YOUR GOAL |
In the listing that follows, count each line containing the string "this" and report only the count.
-- start of DATA EXCERPTS --
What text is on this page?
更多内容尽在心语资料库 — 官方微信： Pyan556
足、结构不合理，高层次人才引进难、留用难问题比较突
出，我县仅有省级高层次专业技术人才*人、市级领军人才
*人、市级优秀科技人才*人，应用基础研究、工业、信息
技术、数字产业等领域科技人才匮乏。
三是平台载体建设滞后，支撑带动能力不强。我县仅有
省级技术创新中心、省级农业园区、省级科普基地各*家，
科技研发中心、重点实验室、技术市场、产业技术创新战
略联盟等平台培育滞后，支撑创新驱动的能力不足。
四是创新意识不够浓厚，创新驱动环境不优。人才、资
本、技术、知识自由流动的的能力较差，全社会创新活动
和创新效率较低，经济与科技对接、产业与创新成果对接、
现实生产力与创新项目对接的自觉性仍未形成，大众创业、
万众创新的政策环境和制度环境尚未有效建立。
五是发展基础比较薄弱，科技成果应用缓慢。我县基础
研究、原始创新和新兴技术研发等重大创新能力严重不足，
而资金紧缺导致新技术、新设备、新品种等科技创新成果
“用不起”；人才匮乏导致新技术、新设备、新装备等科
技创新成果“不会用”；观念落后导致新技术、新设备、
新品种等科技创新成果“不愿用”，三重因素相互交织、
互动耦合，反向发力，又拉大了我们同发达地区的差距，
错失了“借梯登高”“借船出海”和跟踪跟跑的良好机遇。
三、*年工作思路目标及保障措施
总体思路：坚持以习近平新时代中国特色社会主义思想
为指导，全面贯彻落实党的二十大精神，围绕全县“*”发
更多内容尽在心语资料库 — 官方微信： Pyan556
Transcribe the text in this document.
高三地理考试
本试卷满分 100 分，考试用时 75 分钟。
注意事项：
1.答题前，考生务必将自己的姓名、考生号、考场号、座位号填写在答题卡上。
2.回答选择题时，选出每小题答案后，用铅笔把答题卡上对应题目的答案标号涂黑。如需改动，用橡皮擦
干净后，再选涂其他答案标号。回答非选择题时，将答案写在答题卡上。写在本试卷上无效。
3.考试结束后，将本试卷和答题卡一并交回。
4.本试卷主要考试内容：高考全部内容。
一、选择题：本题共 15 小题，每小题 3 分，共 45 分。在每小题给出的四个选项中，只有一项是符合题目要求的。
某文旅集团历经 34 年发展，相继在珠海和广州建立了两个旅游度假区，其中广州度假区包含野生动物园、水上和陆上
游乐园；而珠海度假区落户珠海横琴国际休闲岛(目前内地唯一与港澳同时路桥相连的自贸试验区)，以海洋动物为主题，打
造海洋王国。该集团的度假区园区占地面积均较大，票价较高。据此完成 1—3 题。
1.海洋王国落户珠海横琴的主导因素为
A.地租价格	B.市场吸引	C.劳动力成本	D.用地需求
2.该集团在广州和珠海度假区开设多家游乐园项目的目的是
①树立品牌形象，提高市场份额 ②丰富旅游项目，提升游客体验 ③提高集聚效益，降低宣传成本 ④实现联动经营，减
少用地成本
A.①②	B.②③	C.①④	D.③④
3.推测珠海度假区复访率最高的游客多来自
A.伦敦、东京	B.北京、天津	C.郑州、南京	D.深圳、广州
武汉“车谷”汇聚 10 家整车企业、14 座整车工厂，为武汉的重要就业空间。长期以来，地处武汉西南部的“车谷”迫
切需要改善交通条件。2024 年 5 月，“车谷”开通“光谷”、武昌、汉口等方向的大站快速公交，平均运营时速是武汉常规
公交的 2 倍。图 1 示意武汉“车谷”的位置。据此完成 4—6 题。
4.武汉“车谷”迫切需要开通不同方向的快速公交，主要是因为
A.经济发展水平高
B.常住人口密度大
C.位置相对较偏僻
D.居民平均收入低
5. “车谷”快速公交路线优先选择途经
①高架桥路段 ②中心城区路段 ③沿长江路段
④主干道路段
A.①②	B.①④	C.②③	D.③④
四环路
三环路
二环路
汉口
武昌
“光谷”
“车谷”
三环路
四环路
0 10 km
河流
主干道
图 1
-- end of DATA EXCERPTS --
THE RESULT |
2